(Problem to solve): How many lines in the records below contain the word "name"? Answer with the number alone.

(Exercise inputs):

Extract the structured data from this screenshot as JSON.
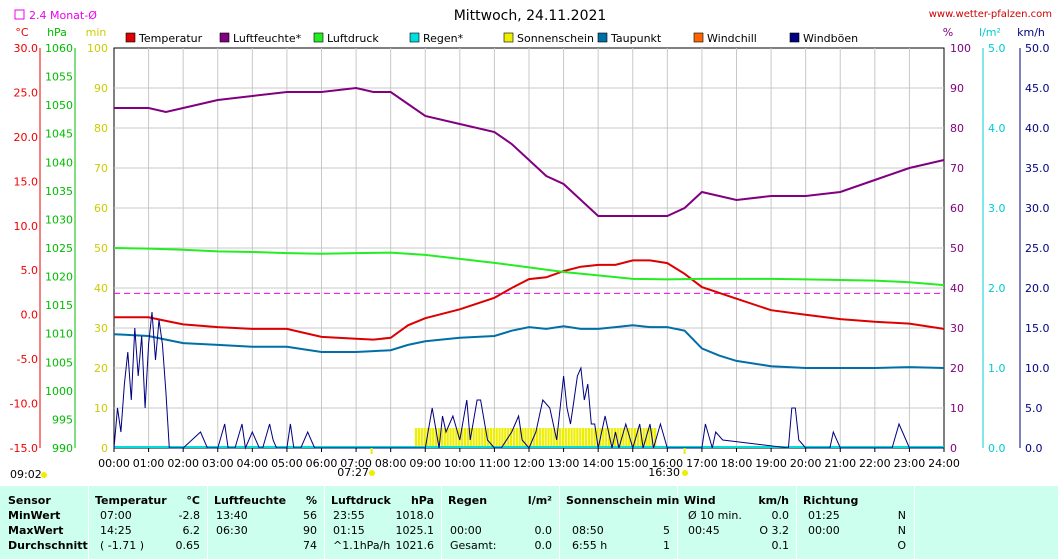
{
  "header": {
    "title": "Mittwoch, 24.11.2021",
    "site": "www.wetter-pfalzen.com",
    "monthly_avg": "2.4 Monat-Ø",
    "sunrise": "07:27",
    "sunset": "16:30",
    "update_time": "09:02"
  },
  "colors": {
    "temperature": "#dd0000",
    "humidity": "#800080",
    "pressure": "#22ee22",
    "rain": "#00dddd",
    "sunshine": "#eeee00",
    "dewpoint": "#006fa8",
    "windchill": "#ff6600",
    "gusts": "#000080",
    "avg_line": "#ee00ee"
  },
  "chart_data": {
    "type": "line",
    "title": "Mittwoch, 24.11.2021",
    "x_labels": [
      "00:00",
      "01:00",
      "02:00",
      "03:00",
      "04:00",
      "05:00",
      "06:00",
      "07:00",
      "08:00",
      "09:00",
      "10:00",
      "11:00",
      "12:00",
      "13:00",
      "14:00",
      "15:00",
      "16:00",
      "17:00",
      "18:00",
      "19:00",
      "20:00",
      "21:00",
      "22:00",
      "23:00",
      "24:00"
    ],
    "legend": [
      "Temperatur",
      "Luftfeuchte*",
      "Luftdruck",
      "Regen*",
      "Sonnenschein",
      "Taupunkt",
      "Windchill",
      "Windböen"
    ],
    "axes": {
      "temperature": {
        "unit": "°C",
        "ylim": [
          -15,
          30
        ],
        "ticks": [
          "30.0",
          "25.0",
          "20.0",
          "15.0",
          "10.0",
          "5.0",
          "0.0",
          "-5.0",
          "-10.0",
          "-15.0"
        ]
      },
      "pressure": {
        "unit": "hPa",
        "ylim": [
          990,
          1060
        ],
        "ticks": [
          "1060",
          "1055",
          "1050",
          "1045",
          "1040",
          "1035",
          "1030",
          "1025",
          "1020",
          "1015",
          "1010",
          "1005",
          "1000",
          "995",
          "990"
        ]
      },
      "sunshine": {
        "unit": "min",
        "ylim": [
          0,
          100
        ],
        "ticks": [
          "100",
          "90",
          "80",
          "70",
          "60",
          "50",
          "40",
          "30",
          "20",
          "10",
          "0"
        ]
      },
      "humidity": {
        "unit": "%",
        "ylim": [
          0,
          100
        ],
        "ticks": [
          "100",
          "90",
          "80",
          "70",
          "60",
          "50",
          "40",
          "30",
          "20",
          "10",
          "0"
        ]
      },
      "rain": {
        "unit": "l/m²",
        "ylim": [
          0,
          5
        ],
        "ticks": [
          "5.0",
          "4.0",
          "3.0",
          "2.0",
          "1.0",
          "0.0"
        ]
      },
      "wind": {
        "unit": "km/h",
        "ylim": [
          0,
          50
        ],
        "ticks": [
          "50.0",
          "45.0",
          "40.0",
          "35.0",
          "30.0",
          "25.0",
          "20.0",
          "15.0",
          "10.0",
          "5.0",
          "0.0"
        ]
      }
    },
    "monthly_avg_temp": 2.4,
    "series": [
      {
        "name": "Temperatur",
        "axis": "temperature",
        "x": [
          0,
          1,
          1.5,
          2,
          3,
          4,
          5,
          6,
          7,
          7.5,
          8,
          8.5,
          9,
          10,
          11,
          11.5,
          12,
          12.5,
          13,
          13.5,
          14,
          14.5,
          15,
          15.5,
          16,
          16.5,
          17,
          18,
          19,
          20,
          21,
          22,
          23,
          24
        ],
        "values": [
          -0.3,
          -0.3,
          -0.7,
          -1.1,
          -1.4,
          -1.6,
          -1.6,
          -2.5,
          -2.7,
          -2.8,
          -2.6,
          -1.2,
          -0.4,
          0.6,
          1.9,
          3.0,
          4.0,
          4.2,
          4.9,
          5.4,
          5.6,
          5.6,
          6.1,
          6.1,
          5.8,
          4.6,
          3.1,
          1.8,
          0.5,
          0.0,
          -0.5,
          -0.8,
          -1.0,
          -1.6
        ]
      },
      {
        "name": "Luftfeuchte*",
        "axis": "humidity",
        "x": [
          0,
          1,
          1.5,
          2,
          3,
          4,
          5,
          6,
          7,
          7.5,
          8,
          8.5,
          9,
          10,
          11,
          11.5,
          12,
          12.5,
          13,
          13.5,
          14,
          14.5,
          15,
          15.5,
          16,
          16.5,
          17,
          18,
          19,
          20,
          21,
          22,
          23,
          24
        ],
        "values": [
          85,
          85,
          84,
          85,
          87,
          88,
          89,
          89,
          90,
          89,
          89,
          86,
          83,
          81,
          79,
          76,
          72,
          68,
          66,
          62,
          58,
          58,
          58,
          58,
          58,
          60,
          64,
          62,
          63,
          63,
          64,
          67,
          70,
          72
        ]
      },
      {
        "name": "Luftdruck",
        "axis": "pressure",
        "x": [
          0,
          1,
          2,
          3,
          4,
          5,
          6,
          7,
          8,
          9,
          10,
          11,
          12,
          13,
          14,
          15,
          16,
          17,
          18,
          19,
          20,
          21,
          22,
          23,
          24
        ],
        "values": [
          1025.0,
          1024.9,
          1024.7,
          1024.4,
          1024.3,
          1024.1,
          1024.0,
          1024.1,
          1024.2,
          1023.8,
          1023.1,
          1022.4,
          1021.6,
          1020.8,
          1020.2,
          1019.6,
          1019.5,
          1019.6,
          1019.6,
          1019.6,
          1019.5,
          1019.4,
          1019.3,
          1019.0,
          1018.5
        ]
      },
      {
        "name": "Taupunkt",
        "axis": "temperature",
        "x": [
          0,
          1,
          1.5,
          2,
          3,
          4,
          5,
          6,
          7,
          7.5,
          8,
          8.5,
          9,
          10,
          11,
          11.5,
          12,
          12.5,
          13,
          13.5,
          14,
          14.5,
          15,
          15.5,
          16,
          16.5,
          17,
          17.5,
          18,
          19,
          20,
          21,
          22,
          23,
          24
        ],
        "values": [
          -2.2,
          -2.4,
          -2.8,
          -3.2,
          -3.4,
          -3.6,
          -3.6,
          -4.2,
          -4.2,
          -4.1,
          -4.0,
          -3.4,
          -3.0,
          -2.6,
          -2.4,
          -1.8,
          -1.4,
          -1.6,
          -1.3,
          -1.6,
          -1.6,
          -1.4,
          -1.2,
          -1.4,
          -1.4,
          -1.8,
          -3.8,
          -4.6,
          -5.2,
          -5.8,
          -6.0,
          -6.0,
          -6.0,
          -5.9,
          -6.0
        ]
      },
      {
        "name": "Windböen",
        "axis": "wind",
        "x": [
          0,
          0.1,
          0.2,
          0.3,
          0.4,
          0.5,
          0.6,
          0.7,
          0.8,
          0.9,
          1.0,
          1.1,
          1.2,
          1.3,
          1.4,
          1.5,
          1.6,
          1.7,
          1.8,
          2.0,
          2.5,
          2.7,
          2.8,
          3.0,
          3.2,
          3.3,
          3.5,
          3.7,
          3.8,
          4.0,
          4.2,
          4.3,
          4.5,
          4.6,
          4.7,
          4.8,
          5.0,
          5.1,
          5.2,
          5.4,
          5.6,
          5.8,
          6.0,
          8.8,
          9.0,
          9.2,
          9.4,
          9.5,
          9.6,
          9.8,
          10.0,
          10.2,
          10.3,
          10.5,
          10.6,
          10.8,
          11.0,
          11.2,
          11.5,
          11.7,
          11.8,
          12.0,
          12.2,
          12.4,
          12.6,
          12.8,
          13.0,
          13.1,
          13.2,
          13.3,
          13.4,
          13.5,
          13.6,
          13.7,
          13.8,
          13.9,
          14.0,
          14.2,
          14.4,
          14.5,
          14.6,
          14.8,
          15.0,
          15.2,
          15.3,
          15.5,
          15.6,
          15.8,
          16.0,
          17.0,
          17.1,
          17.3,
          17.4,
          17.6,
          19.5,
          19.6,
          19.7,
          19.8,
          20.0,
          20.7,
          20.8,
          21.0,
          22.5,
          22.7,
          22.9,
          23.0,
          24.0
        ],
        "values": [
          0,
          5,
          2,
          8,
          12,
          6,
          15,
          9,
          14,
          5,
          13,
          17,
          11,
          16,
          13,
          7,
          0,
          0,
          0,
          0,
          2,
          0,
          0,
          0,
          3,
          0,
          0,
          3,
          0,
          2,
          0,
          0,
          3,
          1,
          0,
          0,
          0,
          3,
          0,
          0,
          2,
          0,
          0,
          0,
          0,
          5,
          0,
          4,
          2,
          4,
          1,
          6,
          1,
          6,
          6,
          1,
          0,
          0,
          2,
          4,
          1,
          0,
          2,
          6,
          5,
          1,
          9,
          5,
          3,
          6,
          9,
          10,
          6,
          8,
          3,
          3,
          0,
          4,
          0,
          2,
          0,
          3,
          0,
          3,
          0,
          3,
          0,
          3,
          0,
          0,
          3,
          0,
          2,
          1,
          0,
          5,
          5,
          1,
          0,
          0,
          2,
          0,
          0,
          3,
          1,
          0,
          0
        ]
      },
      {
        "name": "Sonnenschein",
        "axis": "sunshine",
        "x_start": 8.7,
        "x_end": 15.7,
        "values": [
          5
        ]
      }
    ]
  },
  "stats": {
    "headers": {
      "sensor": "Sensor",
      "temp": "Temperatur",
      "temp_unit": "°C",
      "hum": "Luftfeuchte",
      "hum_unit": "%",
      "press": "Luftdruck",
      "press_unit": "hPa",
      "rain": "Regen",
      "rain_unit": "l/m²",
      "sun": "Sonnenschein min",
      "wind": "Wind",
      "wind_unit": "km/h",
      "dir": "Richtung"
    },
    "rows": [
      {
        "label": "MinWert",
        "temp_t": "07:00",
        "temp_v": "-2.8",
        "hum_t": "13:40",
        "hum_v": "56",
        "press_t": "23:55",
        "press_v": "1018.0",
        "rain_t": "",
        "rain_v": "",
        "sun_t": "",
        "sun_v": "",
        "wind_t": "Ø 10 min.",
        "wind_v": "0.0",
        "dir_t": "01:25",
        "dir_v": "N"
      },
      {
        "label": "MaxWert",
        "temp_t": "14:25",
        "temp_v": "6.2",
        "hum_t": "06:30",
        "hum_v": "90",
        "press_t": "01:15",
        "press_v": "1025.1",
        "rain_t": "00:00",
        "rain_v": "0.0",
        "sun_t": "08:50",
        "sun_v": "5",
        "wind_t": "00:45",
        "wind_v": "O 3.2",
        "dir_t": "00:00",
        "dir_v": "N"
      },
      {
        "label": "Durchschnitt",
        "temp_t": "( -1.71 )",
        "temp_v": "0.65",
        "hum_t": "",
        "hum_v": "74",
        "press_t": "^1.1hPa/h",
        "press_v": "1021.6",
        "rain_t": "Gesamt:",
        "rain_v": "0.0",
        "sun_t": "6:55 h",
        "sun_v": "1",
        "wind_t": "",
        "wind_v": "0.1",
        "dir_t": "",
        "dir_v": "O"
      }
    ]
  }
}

(Exercise solution): 6